PREGUNTAS DEL TEXTO:
1 - Transcribe del texto sobre Santa Fe la parte que empieza con las palabras "Daniel Llinas, dueño" y termina con "cátedra de emprendedores.".
2 - Según el texto sobre Santa Fe, ¿en qué lugar abrió el Brew Pub Estación Saer?
3 - Resume en una lista el párrafo del texto sobre Santa Fe que comienza con "Daniel Llinas, dueño del Brew Pub" y conserva sus datos principales.

TEXTO DE LECTURA:

- - - - -

Historia y culturaEl Museo Etnográfico y Colonial Juan de Garay propone un completo recorrido a partir de los primeros habitantes, pasando por Santa Fe la Vieja y el cruce de etnias que se dio con la llegada de los españoles. No faltan artesanías tobas y mocovíes, objetos traídos de Europa y monedas acuñadas en Potosí que revelan la importancia comercial de esta zona, que era utilizada como ruta comercial hacia el norte.
En el centro histórico conviven construcciones de la Argentina agroexportadora con las casas de tejuelas de acento español e iglesias de gruesas paredes de adobe, como la de Nuestra Señora de los Milagros, cuya cúpula es una obra de arte.
En el plano cultural, la ciudad se destaca el molino Marconetti –con una nutrida agenda– y El Molino Fábrica Cultural, enfocado en los niños, donde pueden experimentar con libros, textiles y jugar con zancos en el patio entre huertas urbanas.
Daniel Llinas, dueño del Brew Pub Estación Saer asegura que Santa Fe está “comenzando a entender que hay mucho para explotar”. El Brew Pub abrió hace 10 años en uno de los extremos de la estación Manuel Belgrano, de la mano de los creadores de la cerveza Palo y Hueso, justo antes de que estallara la movida de las artesanales. El proyecto había surgido de la incubadora de la universidad del Litoral, que terminó en una cátedra de emprendedores.

- - - - -

DATOS EXTRAÍDOS:
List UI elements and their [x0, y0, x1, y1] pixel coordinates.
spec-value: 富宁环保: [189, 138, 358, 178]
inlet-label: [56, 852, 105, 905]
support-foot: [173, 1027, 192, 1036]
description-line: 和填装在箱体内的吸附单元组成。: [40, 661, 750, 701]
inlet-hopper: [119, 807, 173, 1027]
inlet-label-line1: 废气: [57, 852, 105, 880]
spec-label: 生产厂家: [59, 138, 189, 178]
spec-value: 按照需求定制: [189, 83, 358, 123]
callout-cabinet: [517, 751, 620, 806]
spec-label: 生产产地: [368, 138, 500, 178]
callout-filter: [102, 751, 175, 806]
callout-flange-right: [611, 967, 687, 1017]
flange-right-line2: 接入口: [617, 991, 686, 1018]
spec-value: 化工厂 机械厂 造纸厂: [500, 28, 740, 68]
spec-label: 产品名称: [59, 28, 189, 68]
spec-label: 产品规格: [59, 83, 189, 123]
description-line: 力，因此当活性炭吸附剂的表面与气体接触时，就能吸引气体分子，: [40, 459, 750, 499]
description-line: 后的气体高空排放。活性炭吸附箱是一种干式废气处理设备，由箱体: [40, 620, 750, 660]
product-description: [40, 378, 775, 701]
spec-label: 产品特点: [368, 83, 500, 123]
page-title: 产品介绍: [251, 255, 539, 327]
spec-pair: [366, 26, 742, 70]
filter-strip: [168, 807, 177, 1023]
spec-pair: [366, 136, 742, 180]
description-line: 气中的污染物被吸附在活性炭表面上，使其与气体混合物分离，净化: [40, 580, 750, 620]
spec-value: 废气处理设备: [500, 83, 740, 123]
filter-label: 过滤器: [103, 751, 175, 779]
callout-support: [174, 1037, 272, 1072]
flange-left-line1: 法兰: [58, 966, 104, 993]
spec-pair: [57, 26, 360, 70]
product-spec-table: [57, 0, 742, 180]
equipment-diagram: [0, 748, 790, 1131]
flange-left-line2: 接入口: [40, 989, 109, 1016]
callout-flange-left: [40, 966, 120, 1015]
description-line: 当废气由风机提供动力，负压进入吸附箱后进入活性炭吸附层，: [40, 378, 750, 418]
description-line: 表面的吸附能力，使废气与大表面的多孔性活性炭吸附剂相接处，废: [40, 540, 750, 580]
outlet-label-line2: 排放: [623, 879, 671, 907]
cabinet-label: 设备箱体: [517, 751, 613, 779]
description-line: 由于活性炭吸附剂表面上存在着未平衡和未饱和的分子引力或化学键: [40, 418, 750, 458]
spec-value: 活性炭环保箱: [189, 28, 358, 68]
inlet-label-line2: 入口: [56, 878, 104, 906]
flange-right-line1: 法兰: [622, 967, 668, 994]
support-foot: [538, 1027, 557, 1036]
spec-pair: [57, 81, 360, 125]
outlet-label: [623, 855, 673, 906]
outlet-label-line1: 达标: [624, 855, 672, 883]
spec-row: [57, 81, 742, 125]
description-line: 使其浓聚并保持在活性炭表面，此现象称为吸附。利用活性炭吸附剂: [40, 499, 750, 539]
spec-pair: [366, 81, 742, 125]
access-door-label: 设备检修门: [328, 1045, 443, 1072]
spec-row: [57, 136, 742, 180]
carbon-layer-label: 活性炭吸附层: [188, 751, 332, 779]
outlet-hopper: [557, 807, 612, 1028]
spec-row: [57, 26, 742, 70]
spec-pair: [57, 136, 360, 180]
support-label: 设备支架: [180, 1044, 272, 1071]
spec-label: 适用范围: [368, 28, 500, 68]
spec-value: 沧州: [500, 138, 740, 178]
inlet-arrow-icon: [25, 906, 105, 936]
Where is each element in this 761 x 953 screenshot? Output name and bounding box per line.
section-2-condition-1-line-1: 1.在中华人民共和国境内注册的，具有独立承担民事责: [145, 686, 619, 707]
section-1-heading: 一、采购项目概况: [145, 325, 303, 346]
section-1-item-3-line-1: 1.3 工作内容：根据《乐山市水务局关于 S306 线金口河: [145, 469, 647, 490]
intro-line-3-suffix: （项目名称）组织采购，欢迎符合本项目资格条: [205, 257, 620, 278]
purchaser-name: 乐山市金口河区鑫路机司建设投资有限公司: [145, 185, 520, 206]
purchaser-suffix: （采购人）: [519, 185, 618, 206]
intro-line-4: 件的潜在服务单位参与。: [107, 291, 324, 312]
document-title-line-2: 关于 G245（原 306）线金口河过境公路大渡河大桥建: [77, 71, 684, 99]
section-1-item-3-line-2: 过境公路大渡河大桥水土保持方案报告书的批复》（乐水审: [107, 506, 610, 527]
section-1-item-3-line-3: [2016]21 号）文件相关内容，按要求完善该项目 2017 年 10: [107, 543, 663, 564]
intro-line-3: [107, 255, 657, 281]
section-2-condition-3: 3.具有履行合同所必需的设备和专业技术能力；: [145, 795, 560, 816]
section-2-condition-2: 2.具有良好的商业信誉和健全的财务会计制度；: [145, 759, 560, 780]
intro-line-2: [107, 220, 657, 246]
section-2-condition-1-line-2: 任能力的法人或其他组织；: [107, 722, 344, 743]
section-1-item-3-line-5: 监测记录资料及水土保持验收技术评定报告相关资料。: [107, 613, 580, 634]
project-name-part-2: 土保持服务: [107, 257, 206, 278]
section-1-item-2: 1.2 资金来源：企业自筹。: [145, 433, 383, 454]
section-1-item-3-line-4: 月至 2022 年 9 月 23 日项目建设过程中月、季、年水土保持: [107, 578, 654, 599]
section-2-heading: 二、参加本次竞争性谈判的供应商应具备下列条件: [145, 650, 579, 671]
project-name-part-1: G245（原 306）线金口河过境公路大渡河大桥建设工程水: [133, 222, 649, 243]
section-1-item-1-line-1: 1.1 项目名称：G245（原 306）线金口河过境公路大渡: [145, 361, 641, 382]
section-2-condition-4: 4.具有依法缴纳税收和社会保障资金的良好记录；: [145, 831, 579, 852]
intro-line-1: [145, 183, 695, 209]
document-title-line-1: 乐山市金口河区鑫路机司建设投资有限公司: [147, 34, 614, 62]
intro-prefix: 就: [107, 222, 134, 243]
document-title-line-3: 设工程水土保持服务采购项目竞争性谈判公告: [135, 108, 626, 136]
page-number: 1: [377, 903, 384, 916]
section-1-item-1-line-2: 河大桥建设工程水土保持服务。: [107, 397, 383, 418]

- - - - -

RESPUESTAS DEL EJERCICIO:
1 -
Daniel Llinas, dueño del Brew Pub Estación Saer asegura que Santa Fe está “comenzando a entender que hay mucho para explotar”. El Brew Pub abrió hace 10 años en uno de los extremos de la estación Manuel Belgrano, de la mano de los creadores de la cerveza Palo y Hueso, justo antes de que estallara la movida de las artesanales. El proyecto había surgido de la incubadora de la universidad del Litoral, que terminó en una cátedra de emprendedores.

2 - En uno de los extremos de la estación Manuel Belgrano.

3 -
- Daniel Llinas, dueño del Brew Pub Estación Saer, asegura que Santa Fe está "comenzando a entender que hay mucho para explotar".
- El Brew Pub abrió hace 10 años en uno de los extremos de la estación Manuel Belgrano.
- Lo abrieron los creadores de la cerveza Palo y Hueso, justo antes de que estallara la movida de las artesanales.
- El proyecto surgió de la incubadora de la universidad del Litoral, que terminó en una cátedra de emprendedores.